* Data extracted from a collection
-*-

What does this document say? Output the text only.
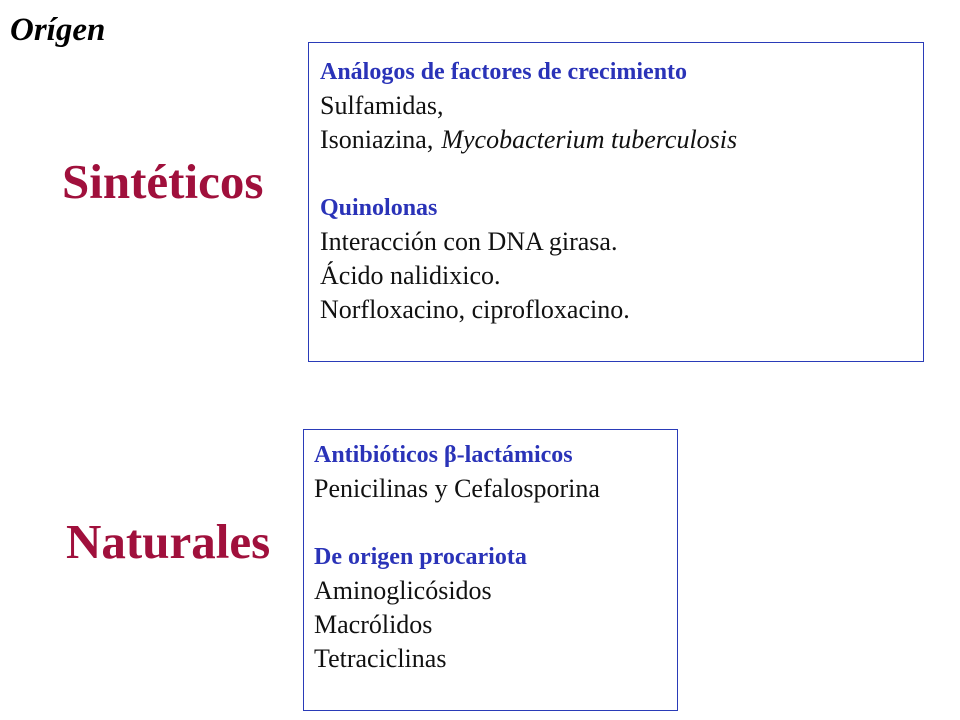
Orígen
Sintéticos
Análogos de factores de crecimiento
Sulfamidas,
Isoniazina, Mycobacterium tuberculosis
Quinolonas
Interacción con DNA girasa.
Ácido nalidixico.
Norfloxacino, ciprofloxacino.
Naturales
Antibióticos β-lactámicos
Penicilinas y Cefalosporina
De origen procariota
Aminoglicósidos
Macrólidos
Tetraciclinas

-*-

Transcribe every line of the data exactly. No pictures go in the copy.

* TASK RESPONSE
What does this document say? Output the text only.
Orígen
Sintéticos
Análogos de factores de crecimiento
Sulfamidas,
Isoniazina, Mycobacterium tuberculosis
Quinolonas
Interacción con DNA girasa.
Ácido nalidixico.
Norfloxacino, ciprofloxacino.
Naturales
Antibióticos β-lactámicos
Penicilinas y Cefalosporina
De origen procariota
Aminoglicósidos
Macrólidos
Tetraciclinas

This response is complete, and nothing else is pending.